■ Task to carry out
Find each line with the string "exemple" and copy it.
BEGIN Supplied material
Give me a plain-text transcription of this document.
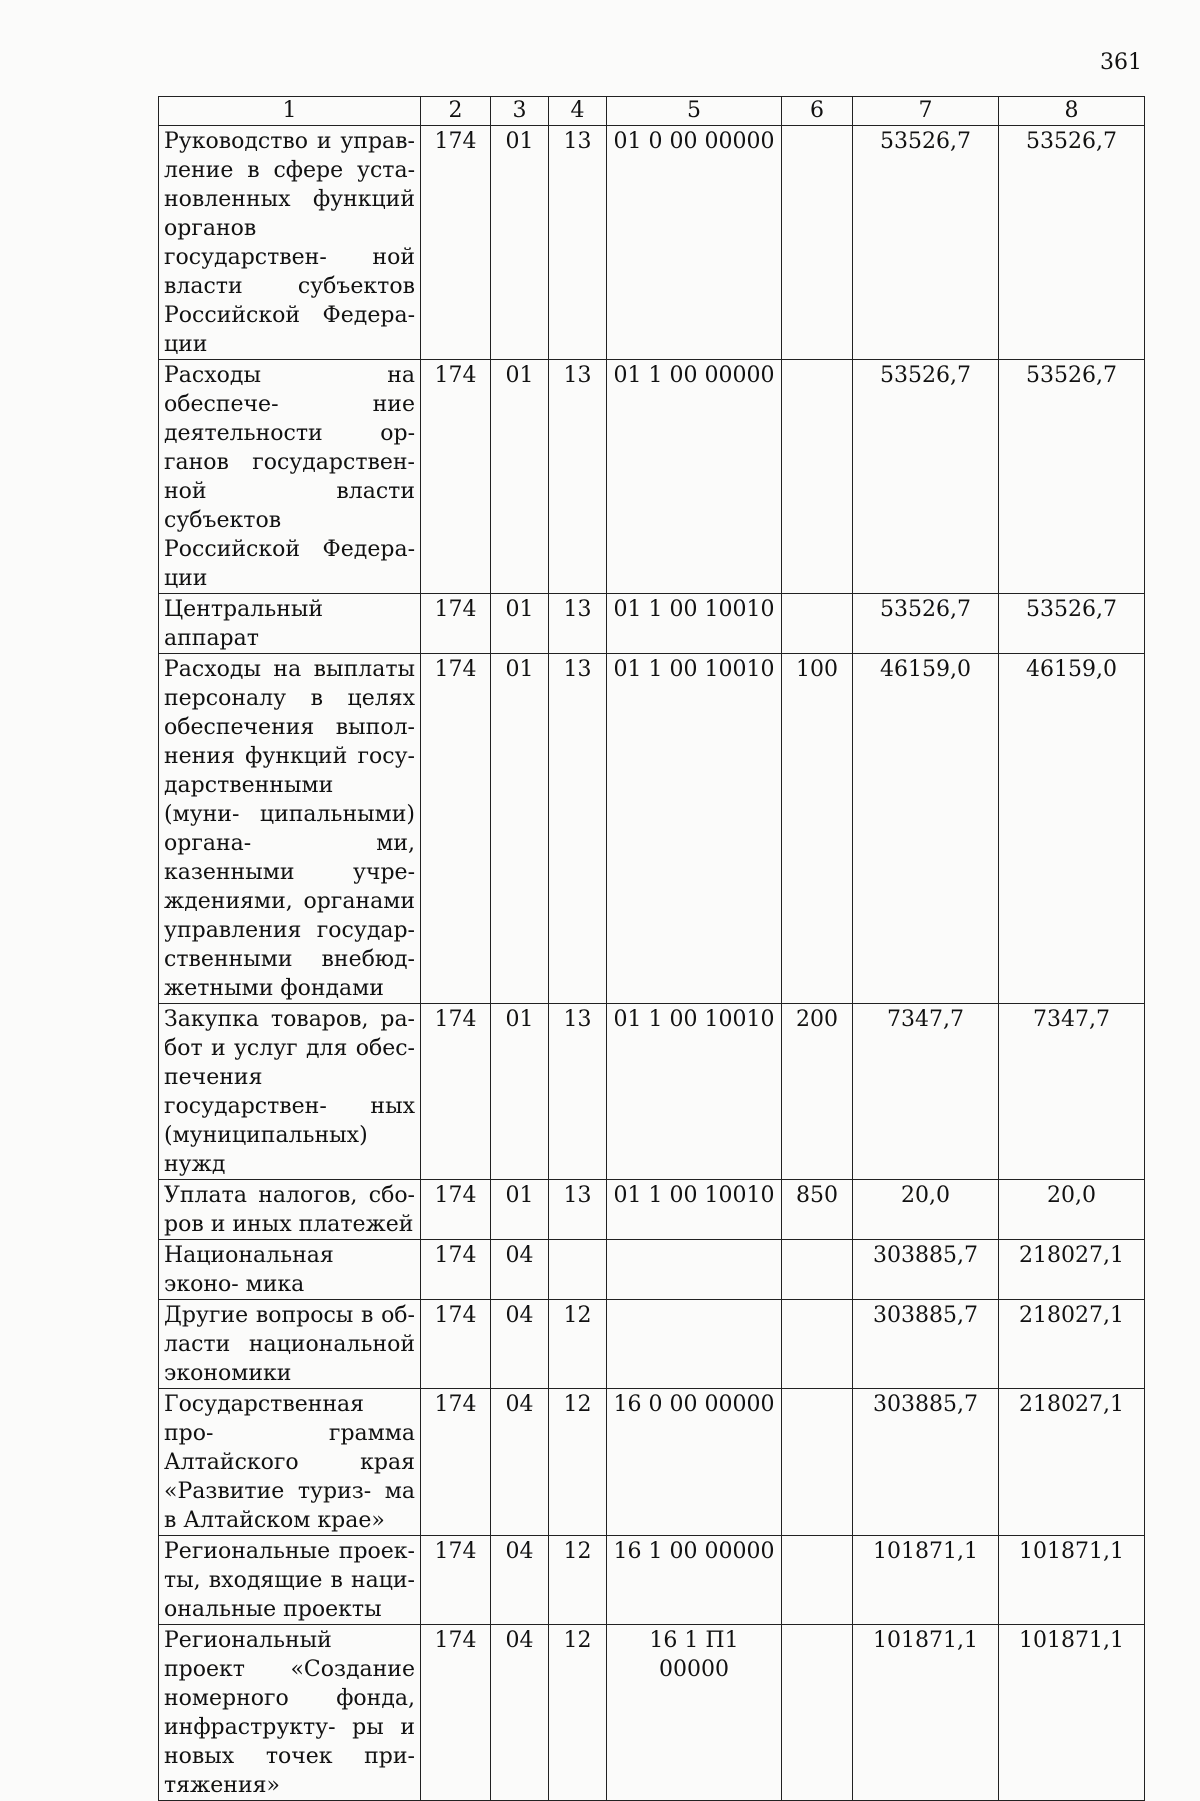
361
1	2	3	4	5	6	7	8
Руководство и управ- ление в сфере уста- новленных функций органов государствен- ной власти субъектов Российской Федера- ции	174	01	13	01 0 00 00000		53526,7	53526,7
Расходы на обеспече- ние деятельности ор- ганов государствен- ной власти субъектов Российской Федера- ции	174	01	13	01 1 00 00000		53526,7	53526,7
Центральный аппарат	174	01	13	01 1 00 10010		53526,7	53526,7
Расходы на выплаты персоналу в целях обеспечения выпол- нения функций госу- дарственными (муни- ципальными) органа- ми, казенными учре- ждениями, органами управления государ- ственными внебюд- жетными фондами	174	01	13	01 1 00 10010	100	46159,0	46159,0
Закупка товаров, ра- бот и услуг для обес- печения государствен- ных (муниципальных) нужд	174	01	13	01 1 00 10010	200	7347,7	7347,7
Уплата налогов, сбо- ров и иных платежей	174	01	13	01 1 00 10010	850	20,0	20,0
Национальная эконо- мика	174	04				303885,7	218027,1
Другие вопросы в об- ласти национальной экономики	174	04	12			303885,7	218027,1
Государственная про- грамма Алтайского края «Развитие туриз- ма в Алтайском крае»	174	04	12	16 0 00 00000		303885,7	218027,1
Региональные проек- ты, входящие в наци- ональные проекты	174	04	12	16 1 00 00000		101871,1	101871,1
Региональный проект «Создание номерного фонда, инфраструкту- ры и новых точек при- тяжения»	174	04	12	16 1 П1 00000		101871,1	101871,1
END Supplied material
BEGIN Supplied material
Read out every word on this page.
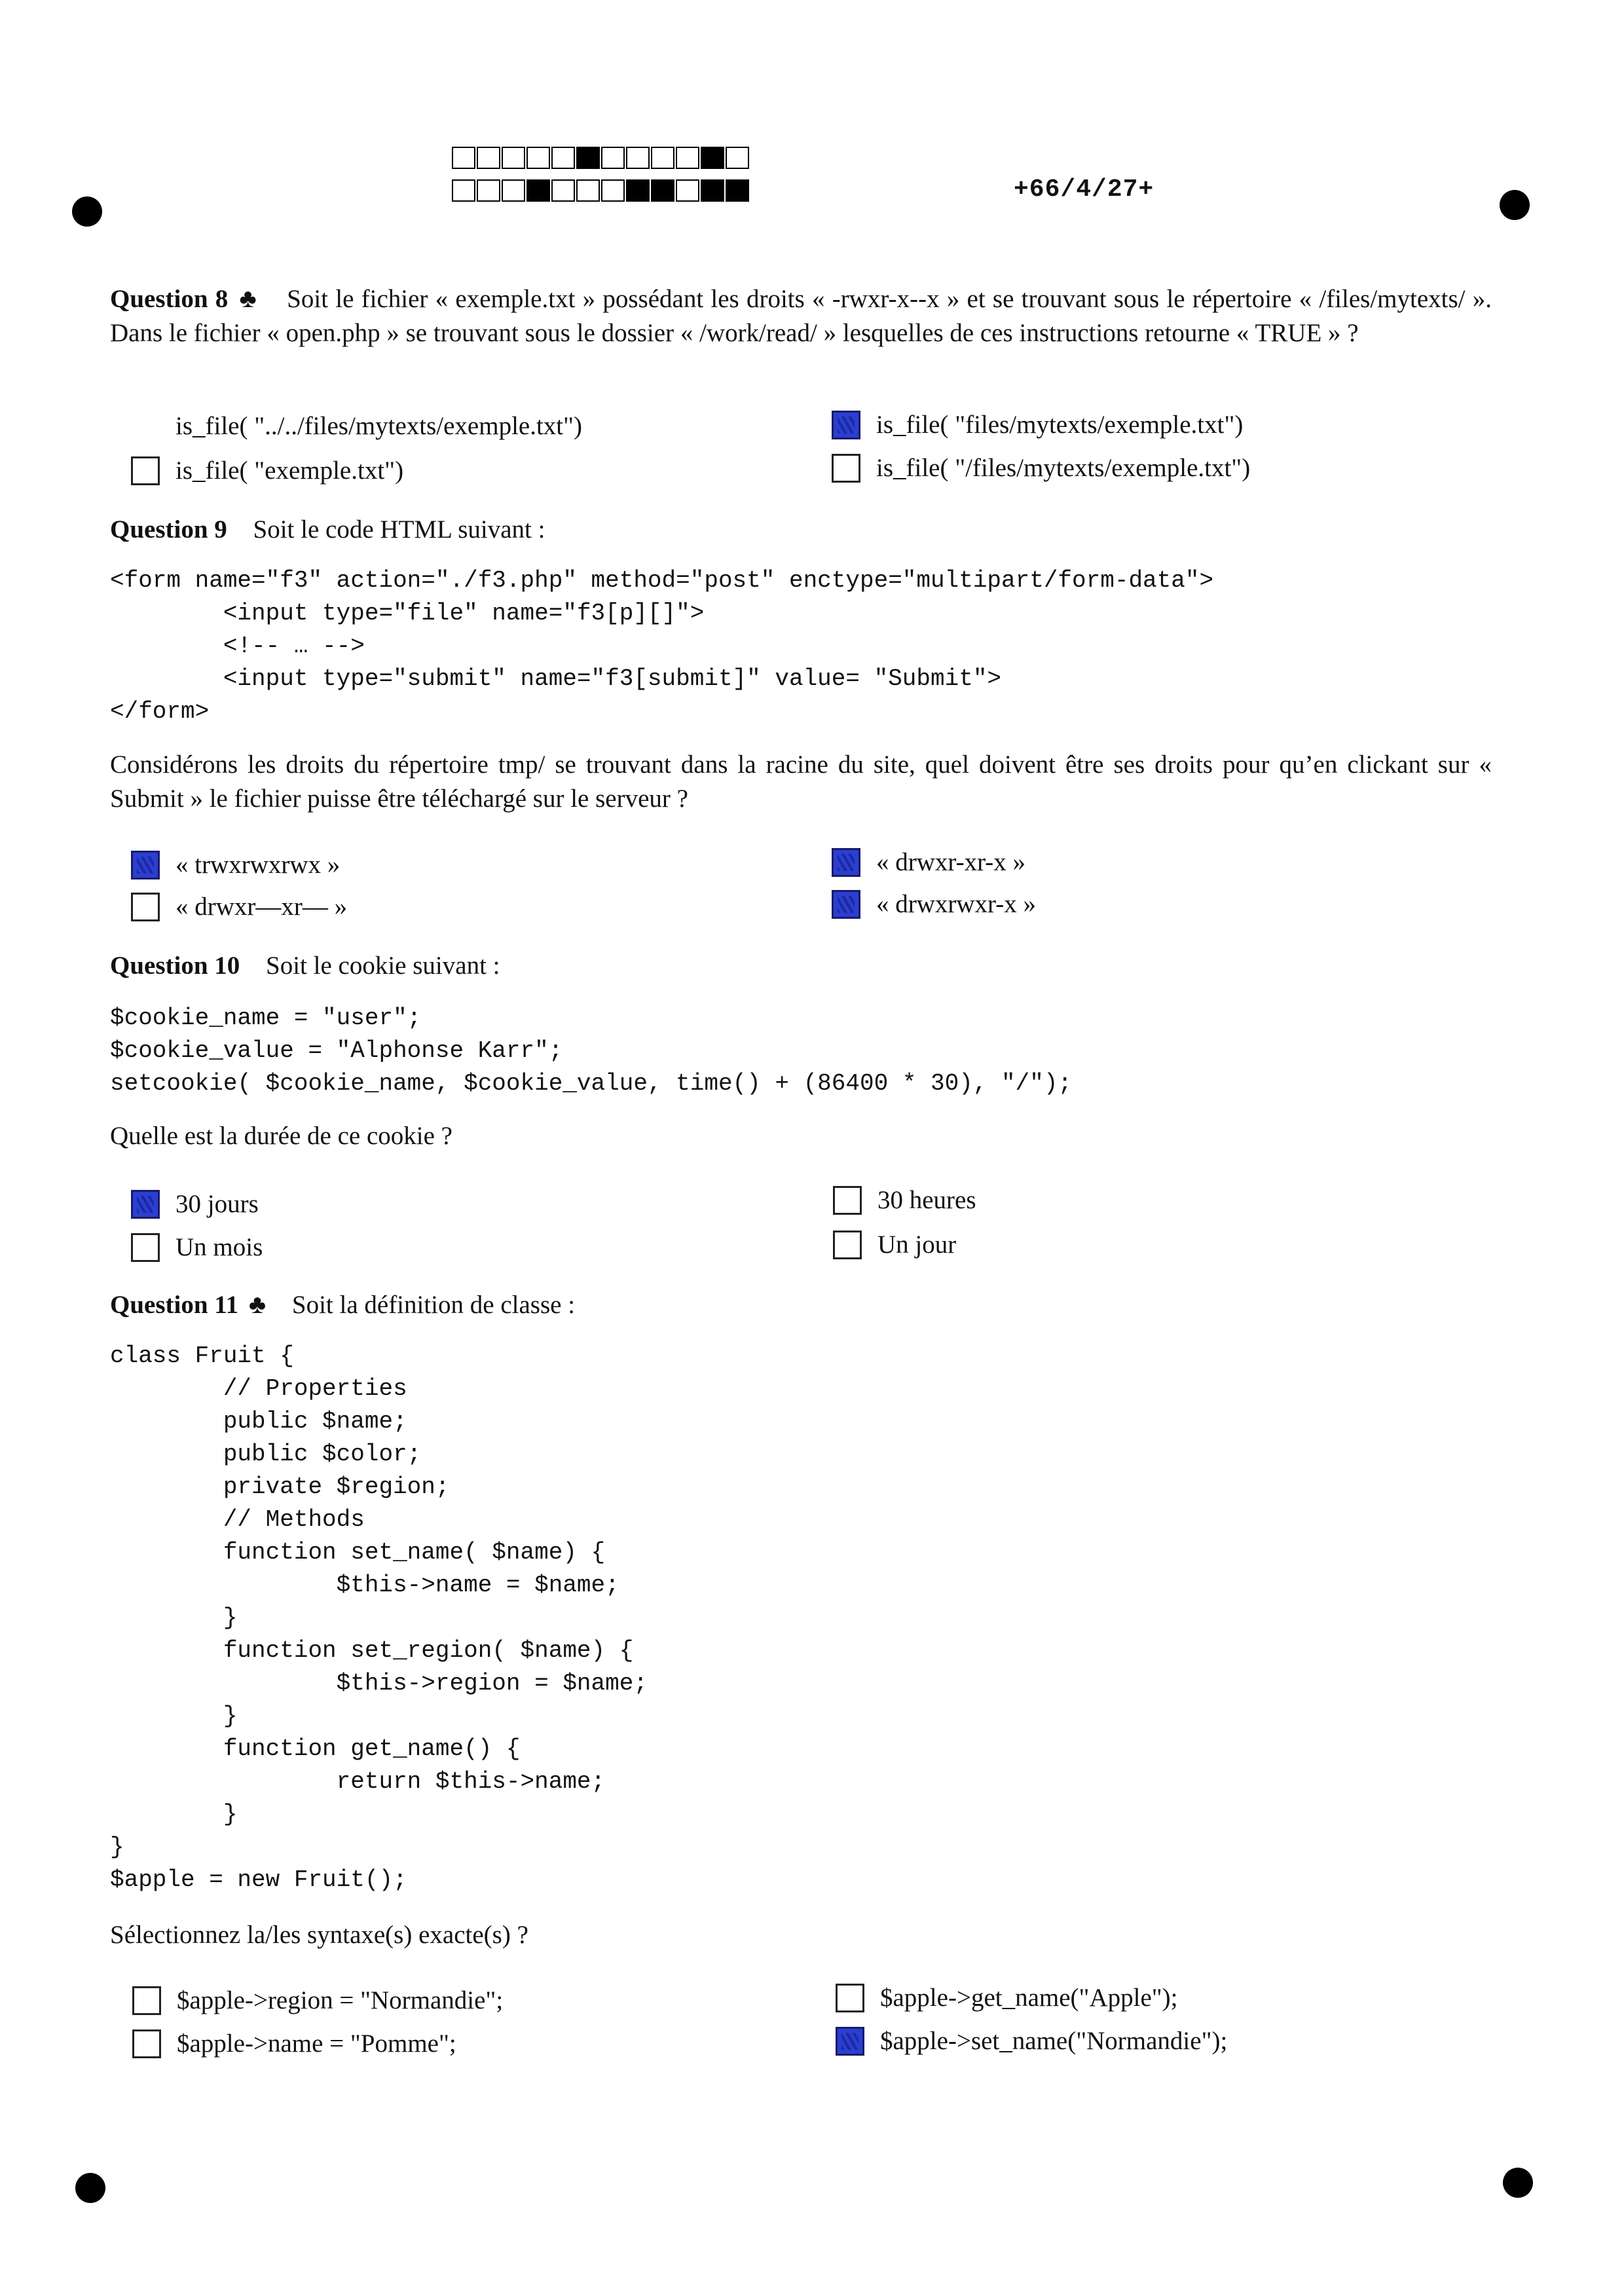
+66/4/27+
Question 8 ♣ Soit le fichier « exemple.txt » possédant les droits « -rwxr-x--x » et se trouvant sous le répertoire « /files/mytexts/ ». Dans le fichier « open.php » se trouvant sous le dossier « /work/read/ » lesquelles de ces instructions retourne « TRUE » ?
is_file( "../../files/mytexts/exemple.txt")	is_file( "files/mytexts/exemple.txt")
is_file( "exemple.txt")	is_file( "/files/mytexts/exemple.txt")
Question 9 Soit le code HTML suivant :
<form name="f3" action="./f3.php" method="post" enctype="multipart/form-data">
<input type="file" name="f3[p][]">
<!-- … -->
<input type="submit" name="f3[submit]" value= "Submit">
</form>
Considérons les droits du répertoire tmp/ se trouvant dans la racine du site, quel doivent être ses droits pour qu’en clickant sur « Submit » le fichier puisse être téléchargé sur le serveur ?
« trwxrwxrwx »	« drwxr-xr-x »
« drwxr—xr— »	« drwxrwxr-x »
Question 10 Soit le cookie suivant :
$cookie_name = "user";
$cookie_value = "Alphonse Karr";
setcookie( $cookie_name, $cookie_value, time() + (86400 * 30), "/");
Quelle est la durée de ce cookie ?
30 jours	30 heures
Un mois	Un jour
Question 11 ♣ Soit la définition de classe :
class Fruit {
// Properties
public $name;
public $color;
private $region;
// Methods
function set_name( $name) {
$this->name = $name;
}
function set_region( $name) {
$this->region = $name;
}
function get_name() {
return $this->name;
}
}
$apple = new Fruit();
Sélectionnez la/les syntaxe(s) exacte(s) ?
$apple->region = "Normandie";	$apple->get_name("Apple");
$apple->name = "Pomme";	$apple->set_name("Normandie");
END Supplied material
BEGIN Supplied material
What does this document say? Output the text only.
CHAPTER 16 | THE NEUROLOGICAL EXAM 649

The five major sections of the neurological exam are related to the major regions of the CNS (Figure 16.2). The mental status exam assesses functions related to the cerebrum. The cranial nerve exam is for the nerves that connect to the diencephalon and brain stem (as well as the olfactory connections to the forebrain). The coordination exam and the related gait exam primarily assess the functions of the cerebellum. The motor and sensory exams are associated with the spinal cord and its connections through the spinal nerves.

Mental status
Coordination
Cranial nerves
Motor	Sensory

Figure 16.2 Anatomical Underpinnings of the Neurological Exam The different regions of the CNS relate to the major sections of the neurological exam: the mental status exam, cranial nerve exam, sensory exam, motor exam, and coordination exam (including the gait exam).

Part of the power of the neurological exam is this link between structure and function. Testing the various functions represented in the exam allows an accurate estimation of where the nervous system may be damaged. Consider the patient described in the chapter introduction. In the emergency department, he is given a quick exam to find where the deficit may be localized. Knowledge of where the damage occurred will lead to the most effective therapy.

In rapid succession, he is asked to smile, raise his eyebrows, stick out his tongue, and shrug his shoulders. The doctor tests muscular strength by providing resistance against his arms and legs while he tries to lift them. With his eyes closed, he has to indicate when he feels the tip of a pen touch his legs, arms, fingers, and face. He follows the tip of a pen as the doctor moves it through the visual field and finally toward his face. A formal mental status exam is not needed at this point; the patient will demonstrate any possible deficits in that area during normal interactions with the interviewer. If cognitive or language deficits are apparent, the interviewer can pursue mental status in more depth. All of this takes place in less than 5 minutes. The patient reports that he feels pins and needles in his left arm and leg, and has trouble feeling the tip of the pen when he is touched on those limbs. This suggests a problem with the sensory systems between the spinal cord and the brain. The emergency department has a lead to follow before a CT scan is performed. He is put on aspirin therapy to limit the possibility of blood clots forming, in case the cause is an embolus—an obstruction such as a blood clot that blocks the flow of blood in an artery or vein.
END Supplied material
■ Reply to the task
Question 8 ♣ Soit le fichier « exemple.txt » possédant les droits « -rwxr-x--x » et se trouvant sous le répertoire « /files/mytexts/ ». Dans le fichier « open.php » se trouvant sous le dossier « /work/read/ » lesquelles de ces instructions retourne « TRUE » ?
is_file( "../../files/mytexts/exemple.txt")	is_file( "files/mytexts/exemple.txt")
is_file( "exemple.txt")	is_file( "/files/mytexts/exemple.txt")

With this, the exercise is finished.